Dataset records:
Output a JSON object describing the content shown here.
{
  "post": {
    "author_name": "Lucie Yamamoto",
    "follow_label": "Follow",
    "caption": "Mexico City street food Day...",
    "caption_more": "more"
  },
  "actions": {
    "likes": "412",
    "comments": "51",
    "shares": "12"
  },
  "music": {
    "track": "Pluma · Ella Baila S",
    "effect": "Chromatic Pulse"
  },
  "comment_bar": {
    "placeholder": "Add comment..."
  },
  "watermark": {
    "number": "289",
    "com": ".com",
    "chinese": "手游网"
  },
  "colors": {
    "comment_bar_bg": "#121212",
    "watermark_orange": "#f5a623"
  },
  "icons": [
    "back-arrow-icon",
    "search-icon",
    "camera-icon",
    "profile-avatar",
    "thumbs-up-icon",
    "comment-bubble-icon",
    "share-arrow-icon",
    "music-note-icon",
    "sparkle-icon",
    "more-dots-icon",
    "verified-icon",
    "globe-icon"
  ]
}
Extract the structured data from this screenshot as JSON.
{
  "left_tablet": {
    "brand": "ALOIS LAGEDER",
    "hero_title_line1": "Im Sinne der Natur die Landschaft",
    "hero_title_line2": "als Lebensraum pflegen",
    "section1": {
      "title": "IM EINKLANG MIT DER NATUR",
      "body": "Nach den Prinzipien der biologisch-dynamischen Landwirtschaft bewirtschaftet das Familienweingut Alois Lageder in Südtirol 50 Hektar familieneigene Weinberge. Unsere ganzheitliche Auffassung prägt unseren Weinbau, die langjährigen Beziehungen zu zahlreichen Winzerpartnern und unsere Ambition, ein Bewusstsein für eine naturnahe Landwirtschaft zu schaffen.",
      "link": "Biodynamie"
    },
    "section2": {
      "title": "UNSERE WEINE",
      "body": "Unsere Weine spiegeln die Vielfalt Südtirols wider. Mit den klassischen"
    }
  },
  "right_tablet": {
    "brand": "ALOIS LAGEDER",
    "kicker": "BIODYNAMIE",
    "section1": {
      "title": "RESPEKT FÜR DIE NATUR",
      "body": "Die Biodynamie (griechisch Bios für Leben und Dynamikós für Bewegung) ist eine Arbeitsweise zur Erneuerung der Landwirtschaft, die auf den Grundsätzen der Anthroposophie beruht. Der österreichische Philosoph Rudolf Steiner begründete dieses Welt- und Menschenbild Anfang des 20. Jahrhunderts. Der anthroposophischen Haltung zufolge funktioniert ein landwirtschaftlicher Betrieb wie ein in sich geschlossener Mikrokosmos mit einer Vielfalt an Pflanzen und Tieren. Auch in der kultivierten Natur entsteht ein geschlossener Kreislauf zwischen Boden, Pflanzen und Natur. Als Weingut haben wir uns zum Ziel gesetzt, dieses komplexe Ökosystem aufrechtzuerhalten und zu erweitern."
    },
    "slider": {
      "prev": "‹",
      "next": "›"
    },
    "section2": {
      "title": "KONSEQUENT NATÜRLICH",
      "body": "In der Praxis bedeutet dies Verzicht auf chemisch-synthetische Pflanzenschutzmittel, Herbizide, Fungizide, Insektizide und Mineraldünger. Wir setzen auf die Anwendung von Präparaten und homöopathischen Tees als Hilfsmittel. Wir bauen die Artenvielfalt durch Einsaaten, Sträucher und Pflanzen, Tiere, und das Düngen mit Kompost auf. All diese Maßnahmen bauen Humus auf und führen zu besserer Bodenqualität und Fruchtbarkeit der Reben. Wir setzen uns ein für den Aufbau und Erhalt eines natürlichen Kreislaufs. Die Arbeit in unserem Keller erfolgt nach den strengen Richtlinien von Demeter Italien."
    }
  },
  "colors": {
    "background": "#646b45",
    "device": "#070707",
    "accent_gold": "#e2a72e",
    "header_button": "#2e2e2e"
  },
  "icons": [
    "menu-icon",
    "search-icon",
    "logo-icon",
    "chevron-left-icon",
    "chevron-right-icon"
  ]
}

Given instruction: Return every record, word for word.

Task solution:
Output a JSON object describing the content shown here.
{
  "post": {
    "author_name": "Lucie Yamamoto",
    "follow_label": "Follow",
    "caption": "Mexico City street food Day...",
    "caption_more": "more"
  },
  "actions": {
    "likes": "412",
    "comments": "51",
    "shares": "12"
  },
  "music": {
    "track": "Pluma · Ella Baila S",
    "effect": "Chromatic Pulse"
  },
  "comment_bar": {
    "placeholder": "Add comment..."
  },
  "watermark": {
    "number": "289",
    "com": ".com",
    "chinese": "手游网"
  },
  "colors": {
    "comment_bar_bg": "#121212",
    "watermark_orange": "#f5a623"
  },
  "icons": [
    "back-arrow-icon",
    "search-icon",
    "camera-icon",
    "profile-avatar",
    "thumbs-up-icon",
    "comment-bubble-icon",
    "share-arrow-icon",
    "music-note-icon",
    "sparkle-icon",
    "more-dots-icon",
    "verified-icon",
    "globe-icon"
  ]
}
Extract the structured data from this screenshot as JSON.
{
  "left_tablet": {
    "brand": "ALOIS LAGEDER",
    "hero_title_line1": "Im Sinne der Natur die Landschaft",
    "hero_title_line2": "als Lebensraum pflegen",
    "section1": {
      "title": "IM EINKLANG MIT DER NATUR",
      "body": "Nach den Prinzipien der biologisch-dynamischen Landwirtschaft bewirtschaftet das Familienweingut Alois Lageder in Südtirol 50 Hektar familieneigene Weinberge. Unsere ganzheitliche Auffassung prägt unseren Weinbau, die langjährigen Beziehungen zu zahlreichen Winzerpartnern und unsere Ambition, ein Bewusstsein für eine naturnahe Landwirtschaft zu schaffen.",
      "link": "Biodynamie"
    },
    "section2": {
      "title": "UNSERE WEINE",
      "body": "Unsere Weine spiegeln die Vielfalt Südtirols wider. Mit den klassischen"
    }
  },
  "right_tablet": {
    "brand": "ALOIS LAGEDER",
    "kicker": "BIODYNAMIE",
    "section1": {
      "title": "RESPEKT FÜR DIE NATUR",
      "body": "Die Biodynamie (griechisch Bios für Leben und Dynamikós für Bewegung) ist eine Arbeitsweise zur Erneuerung der Landwirtschaft, die auf den Grundsätzen der Anthroposophie beruht. Der österreichische Philosoph Rudolf Steiner begründete dieses Welt- und Menschenbild Anfang des 20. Jahrhunderts. Der anthroposophischen Haltung zufolge funktioniert ein landwirtschaftlicher Betrieb wie ein in sich geschlossener Mikrokosmos mit einer Vielfalt an Pflanzen und Tieren. Auch in der kultivierten Natur entsteht ein geschlossener Kreislauf zwischen Boden, Pflanzen und Natur. Als Weingut haben wir uns zum Ziel gesetzt, dieses komplexe Ökosystem aufrechtzuerhalten und zu erweitern."
    },
    "slider": {
      "prev": "‹",
      "next": "›"
    },
    "section2": {
      "title": "KONSEQUENT NATÜRLICH",
      "body": "In der Praxis bedeutet dies Verzicht auf chemisch-synthetische Pflanzenschutzmittel, Herbizide, Fungizide, Insektizide und Mineraldünger. Wir setzen auf die Anwendung von Präparaten und homöopathischen Tees als Hilfsmittel. Wir bauen die Artenvielfalt durch Einsaaten, Sträucher und Pflanzen, Tiere, und das Düngen mit Kompost auf. All diese Maßnahmen bauen Humus auf und führen zu besserer Bodenqualität und Fruchtbarkeit der Reben. Wir setzen uns ein für den Aufbau und Erhalt eines natürlichen Kreislaufs. Die Arbeit in unserem Keller erfolgt nach den strengen Richtlinien von Demeter Italien."
    }
  },
  "colors": {
    "background": "#646b45",
    "device": "#070707",
    "accent_gold": "#e2a72e",
    "header_button": "#2e2e2e"
  },
  "icons": [
    "menu-icon",
    "search-icon",
    "logo-icon",
    "chevron-left-icon",
    "chevron-right-icon"
  ]
}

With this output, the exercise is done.